--- PROBLEM DESCRIPTION ---
The entries that follow should be written out exactly.

— BEGIN SUPPLIED DATA —

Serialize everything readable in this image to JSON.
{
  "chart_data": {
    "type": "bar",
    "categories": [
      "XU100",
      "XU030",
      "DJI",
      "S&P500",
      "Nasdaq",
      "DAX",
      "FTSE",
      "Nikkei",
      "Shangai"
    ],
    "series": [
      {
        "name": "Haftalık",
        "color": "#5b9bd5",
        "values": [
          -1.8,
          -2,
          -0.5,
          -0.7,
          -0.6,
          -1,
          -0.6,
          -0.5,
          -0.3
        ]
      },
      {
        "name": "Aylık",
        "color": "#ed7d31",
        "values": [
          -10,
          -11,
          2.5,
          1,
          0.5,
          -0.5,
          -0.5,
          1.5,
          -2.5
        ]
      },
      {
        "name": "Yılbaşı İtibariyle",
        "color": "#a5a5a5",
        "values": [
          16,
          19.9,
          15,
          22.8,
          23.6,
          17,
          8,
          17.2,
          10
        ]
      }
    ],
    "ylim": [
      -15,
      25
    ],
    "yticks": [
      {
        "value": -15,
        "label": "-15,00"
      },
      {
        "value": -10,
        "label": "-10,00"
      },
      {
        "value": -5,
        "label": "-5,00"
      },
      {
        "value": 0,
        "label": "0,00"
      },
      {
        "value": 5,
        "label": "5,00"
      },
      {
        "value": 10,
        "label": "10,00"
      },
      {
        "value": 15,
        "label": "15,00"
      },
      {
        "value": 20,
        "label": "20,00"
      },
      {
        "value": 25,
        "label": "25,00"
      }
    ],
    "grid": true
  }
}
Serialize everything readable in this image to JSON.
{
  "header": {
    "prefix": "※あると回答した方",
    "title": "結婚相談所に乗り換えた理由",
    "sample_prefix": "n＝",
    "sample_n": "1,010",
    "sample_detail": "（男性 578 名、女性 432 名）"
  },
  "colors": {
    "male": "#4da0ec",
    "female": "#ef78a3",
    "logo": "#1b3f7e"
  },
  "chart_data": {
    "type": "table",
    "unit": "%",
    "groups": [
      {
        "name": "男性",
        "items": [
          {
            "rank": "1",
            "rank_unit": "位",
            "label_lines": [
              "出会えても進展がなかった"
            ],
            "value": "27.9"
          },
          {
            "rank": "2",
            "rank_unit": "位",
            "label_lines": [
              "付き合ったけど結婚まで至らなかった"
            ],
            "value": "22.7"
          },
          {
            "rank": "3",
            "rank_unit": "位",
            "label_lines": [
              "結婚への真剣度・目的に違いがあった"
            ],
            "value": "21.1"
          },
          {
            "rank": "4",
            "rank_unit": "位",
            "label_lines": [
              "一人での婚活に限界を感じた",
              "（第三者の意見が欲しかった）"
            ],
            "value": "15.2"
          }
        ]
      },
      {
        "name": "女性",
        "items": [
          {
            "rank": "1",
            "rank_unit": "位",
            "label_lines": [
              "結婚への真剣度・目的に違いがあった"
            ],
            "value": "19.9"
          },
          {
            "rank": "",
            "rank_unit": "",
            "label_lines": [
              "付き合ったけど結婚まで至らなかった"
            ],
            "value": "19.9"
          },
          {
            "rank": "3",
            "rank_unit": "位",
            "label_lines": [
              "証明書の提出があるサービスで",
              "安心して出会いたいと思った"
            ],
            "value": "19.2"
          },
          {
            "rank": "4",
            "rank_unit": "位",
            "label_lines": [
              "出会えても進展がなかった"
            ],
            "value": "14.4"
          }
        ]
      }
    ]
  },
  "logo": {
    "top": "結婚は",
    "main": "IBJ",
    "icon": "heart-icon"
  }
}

— END SUPPLIED DATA —

--- EXPECTED OUTPUT ---
Serialize everything readable in this image to JSON.
{
  "chart_data": {
    "type": "bar",
    "categories": [
      "XU100",
      "XU030",
      "DJI",
      "S&P500",
      "Nasdaq",
      "DAX",
      "FTSE",
      "Nikkei",
      "Shangai"
    ],
    "series": [
      {
        "name": "Haftalık",
        "color": "#5b9bd5",
        "values": [
          -1.8,
          -2,
          -0.5,
          -0.7,
          -0.6,
          -1,
          -0.6,
          -0.5,
          -0.3
        ]
      },
      {
        "name": "Aylık",
        "color": "#ed7d31",
        "values": [
          -10,
          -11,
          2.5,
          1,
          0.5,
          -0.5,
          -0.5,
          1.5,
          -2.5
        ]
      },
      {
        "name": "Yılbaşı İtibariyle",
        "color": "#a5a5a5",
        "values": [
          16,
          19.9,
          15,
          22.8,
          23.6,
          17,
          8,
          17.2,
          10
        ]
      }
    ],
    "ylim": [
      -15,
      25
    ],
    "yticks": [
      {
        "value": -15,
        "label": "-15,00"
      },
      {
        "value": -10,
        "label": "-10,00"
      },
      {
        "value": -5,
        "label": "-5,00"
      },
      {
        "value": 0,
        "label": "0,00"
      },
      {
        "value": 5,
        "label": "5,00"
      },
      {
        "value": 10,
        "label": "10,00"
      },
      {
        "value": 15,
        "label": "15,00"
      },
      {
        "value": 20,
        "label": "20,00"
      },
      {
        "value": 25,
        "label": "25,00"
      }
    ],
    "grid": true
  }
}
Serialize everything readable in this image to JSON.
{
  "header": {
    "prefix": "※あると回答した方",
    "title": "結婚相談所に乗り換えた理由",
    "sample_prefix": "n＝",
    "sample_n": "1,010",
    "sample_detail": "（男性 578 名、女性 432 名）"
  },
  "colors": {
    "male": "#4da0ec",
    "female": "#ef78a3",
    "logo": "#1b3f7e"
  },
  "chart_data": {
    "type": "table",
    "unit": "%",
    "groups": [
      {
        "name": "男性",
        "items": [
          {
            "rank": "1",
            "rank_unit": "位",
            "label_lines": [
              "出会えても進展がなかった"
            ],
            "value": "27.9"
          },
          {
            "rank": "2",
            "rank_unit": "位",
            "label_lines": [
              "付き合ったけど結婚まで至らなかった"
            ],
            "value": "22.7"
          },
          {
            "rank": "3",
            "rank_unit": "位",
            "label_lines": [
              "結婚への真剣度・目的に違いがあった"
            ],
            "value": "21.1"
          },
          {
            "rank": "4",
            "rank_unit": "位",
            "label_lines": [
              "一人での婚活に限界を感じた",
              "（第三者の意見が欲しかった）"
            ],
            "value": "15.2"
          }
        ]
      },
      {
        "name": "女性",
        "items": [
          {
            "rank": "1",
            "rank_unit": "位",
            "label_lines": [
              "結婚への真剣度・目的に違いがあった"
            ],
            "value": "19.9"
          },
          {
            "rank": "",
            "rank_unit": "",
            "label_lines": [
              "付き合ったけど結婚まで至らなかった"
            ],
            "value": "19.9"
          },
          {
            "rank": "3",
            "rank_unit": "位",
            "label_lines": [
              "証明書の提出があるサービスで",
              "安心して出会いたいと思った"
            ],
            "value": "19.2"
          },
          {
            "rank": "4",
            "rank_unit": "位",
            "label_lines": [
              "出会えても進展がなかった"
            ],
            "value": "14.4"
          }
        ]
      }
    ]
  },
  "logo": {
    "top": "結婚は",
    "main": "IBJ",
    "icon": "heart-icon"
  }
}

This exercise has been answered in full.